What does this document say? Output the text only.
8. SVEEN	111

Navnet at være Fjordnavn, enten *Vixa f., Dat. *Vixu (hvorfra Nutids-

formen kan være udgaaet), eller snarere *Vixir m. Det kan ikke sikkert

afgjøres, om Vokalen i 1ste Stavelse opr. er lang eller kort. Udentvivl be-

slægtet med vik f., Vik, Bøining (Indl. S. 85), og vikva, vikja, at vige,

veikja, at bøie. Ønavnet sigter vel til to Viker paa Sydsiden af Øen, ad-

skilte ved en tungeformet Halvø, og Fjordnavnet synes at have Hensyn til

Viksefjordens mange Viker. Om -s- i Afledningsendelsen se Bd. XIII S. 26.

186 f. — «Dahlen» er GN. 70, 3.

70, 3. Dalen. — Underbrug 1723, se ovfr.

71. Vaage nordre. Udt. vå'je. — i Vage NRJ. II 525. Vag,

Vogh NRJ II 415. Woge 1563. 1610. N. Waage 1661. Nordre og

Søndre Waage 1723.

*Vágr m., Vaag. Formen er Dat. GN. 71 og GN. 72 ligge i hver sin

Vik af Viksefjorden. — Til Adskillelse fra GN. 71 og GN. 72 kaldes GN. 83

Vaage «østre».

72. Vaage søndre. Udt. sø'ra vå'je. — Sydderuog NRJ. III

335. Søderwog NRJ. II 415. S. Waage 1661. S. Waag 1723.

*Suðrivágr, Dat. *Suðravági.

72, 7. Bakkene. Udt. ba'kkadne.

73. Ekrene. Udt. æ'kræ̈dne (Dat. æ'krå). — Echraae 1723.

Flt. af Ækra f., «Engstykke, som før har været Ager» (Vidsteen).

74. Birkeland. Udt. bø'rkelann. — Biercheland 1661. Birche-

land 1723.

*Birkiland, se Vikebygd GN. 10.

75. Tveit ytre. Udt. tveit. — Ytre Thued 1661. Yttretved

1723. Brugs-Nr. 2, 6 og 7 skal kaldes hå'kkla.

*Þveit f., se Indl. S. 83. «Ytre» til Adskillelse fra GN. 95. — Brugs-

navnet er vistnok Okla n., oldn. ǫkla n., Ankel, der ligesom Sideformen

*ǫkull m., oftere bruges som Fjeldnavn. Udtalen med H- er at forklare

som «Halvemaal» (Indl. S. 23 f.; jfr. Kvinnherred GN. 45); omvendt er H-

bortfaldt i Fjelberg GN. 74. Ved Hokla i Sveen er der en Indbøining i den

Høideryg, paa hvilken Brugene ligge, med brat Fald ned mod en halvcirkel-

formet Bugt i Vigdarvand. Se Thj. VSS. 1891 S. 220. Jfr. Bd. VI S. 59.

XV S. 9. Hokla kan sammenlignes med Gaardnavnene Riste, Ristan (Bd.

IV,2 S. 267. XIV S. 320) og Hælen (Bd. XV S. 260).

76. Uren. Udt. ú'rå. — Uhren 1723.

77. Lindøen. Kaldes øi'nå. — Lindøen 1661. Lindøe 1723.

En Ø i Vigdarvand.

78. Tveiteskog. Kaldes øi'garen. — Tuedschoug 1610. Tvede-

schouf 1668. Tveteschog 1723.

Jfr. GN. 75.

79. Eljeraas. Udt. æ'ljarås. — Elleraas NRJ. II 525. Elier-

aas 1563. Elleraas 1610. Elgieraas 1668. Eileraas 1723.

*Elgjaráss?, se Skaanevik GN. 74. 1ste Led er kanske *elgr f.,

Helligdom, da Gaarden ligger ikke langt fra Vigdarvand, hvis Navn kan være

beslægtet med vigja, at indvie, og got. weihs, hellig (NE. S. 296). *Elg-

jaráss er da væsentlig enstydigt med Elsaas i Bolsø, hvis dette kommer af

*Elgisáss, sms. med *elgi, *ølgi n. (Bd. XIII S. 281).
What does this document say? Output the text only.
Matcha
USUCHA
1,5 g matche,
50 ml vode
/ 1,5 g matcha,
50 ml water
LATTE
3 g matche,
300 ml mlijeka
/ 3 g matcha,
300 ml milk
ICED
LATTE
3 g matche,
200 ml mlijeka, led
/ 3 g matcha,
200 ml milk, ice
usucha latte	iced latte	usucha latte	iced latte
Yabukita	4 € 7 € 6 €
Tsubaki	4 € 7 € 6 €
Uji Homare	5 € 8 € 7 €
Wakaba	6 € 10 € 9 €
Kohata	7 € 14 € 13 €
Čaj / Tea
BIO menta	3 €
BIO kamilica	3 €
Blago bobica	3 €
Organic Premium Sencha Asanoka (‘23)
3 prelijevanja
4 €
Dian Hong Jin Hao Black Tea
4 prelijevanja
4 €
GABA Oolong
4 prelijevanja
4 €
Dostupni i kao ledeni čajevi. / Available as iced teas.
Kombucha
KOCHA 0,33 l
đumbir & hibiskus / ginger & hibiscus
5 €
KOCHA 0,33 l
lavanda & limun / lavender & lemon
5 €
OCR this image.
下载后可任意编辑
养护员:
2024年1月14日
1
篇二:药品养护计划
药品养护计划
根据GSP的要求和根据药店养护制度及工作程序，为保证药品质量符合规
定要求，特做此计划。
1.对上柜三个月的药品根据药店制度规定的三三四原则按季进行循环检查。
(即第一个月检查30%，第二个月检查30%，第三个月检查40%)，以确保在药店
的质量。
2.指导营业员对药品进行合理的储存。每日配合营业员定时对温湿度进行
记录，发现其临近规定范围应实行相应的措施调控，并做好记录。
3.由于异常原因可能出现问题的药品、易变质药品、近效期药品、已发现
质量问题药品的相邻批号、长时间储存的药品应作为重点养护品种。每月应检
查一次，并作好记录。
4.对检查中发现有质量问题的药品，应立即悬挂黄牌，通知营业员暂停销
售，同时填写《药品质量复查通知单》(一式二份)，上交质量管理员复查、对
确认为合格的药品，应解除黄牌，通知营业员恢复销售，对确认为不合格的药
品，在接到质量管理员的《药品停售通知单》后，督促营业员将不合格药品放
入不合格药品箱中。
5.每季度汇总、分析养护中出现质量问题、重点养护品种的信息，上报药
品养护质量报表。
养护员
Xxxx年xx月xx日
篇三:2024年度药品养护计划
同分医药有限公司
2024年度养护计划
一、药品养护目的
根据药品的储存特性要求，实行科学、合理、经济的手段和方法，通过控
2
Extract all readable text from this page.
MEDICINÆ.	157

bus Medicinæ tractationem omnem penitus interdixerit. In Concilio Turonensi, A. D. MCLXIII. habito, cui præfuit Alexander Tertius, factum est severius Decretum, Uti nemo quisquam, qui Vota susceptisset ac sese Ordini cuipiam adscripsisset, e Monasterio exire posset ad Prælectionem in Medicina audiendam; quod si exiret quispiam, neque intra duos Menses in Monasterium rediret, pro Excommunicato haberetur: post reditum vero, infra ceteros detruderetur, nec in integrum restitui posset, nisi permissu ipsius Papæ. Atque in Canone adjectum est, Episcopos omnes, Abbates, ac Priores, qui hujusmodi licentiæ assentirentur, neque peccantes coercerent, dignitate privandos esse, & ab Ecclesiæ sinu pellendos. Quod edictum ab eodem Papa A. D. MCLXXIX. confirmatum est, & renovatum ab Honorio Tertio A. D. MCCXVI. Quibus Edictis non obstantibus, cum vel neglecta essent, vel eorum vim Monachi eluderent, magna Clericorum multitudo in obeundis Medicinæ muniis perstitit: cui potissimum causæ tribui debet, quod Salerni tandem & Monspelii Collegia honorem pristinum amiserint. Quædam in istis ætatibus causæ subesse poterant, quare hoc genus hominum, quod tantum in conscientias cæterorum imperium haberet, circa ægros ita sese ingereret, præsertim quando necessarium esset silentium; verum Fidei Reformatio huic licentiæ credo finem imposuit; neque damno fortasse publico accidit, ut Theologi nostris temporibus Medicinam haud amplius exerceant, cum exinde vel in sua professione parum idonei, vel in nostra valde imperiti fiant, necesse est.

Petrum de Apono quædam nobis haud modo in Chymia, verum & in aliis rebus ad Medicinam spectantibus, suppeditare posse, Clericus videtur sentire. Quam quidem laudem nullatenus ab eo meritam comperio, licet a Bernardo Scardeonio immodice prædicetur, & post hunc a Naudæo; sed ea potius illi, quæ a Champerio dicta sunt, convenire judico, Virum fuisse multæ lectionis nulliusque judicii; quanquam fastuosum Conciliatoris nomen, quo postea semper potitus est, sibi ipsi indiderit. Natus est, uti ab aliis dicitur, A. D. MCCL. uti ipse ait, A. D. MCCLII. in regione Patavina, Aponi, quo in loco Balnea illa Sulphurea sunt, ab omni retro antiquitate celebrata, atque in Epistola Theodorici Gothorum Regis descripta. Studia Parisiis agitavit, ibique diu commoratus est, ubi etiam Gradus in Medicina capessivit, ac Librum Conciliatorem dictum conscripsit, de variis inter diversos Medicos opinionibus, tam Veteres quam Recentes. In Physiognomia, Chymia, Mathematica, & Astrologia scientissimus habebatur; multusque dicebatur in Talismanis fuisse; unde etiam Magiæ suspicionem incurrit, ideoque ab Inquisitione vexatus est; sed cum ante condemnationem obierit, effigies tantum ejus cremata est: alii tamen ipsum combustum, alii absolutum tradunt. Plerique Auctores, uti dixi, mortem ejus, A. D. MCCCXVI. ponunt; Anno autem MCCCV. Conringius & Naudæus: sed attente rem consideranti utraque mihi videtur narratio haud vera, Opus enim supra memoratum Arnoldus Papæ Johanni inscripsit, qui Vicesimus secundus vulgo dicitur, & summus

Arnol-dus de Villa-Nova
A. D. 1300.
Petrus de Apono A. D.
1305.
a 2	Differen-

__GIVEN REQUEST__:
Look through the data above. Each line containing the word "Waage" needs to be copied.

__COMPLETE RESPONSE__:
Vogh NRJ II 415. Woge 1563. 1610. N. Waage 1661. Nordre og
Søndre Waage 1723.
335. Søderwog NRJ. II 415. S. Waage 1661. S. Waag 1723.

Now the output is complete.